* **Task prompt**
Output every line of the data exactly as it appears.

* **Material to process**
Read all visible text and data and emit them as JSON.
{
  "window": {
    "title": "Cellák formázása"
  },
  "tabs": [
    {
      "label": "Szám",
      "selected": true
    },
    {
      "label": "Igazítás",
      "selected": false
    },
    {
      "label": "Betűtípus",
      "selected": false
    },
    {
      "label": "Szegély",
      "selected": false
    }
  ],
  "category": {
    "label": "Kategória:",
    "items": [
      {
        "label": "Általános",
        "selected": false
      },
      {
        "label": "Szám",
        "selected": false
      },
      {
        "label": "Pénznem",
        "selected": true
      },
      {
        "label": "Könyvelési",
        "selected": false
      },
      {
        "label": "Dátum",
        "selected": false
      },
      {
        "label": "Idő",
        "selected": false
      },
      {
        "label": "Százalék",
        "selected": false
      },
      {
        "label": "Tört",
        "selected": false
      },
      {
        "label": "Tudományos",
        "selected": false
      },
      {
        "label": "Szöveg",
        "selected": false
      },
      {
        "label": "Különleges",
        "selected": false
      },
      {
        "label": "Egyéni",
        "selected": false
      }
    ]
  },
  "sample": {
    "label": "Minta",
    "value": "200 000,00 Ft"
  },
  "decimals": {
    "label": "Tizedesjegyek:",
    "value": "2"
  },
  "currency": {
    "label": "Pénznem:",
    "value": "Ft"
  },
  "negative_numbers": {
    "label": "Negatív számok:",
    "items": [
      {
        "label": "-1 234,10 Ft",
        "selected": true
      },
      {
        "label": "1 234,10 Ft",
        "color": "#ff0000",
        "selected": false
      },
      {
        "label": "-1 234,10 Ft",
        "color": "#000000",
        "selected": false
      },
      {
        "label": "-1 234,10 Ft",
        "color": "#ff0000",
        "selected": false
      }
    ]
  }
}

* **Answer to the task**
Read all visible text and data and emit them as JSON.
{
  "window": {
    "title": "Cellák formázása"
  },
  "tabs": [
    {
      "label": "Szám",
      "selected": true
    },
    {
      "label": "Igazítás",
      "selected": false
    },
    {
      "label": "Betűtípus",
      "selected": false
    },
    {
      "label": "Szegély",
      "selected": false
    }
  ],
  "category": {
    "label": "Kategória:",
    "items": [
      {
        "label": "Általános",
        "selected": false
      },
      {
        "label": "Szám",
        "selected": false
      },
      {
        "label": "Pénznem",
        "selected": true
      },
      {
        "label": "Könyvelési",
        "selected": false
      },
      {
        "label": "Dátum",
        "selected": false
      },
      {
        "label": "Idő",
        "selected": false
      },
      {
        "label": "Százalék",
        "selected": false
      },
      {
        "label": "Tört",
        "selected": false
      },
      {
        "label": "Tudományos",
        "selected": false
      },
      {
        "label": "Szöveg",
        "selected": false
      },
      {
        "label": "Különleges",
        "selected": false
      },
      {
        "label": "Egyéni",
        "selected": false
      }
    ]
  },
  "sample": {
    "label": "Minta",
    "value": "200 000,00 Ft"
  },
  "decimals": {
    "label": "Tizedesjegyek:",
    "value": "2"
  },
  "currency": {
    "label": "Pénznem:",
    "value": "Ft"
  },
  "negative_numbers": {
    "label": "Negatív számok:",
    "items": [
      {
        "label": "-1 234,10 Ft",
        "selected": true
      },
      {
        "label": "1 234,10 Ft",
        "color": "#ff0000",
        "selected": false
      },
      {
        "label": "-1 234,10 Ft",
        "color": "#000000",
        "selected": false
      },
      {
        "label": "-1 234,10 Ft",
        "color": "#ff0000",
        "selected": false
      }
    ]
  }
}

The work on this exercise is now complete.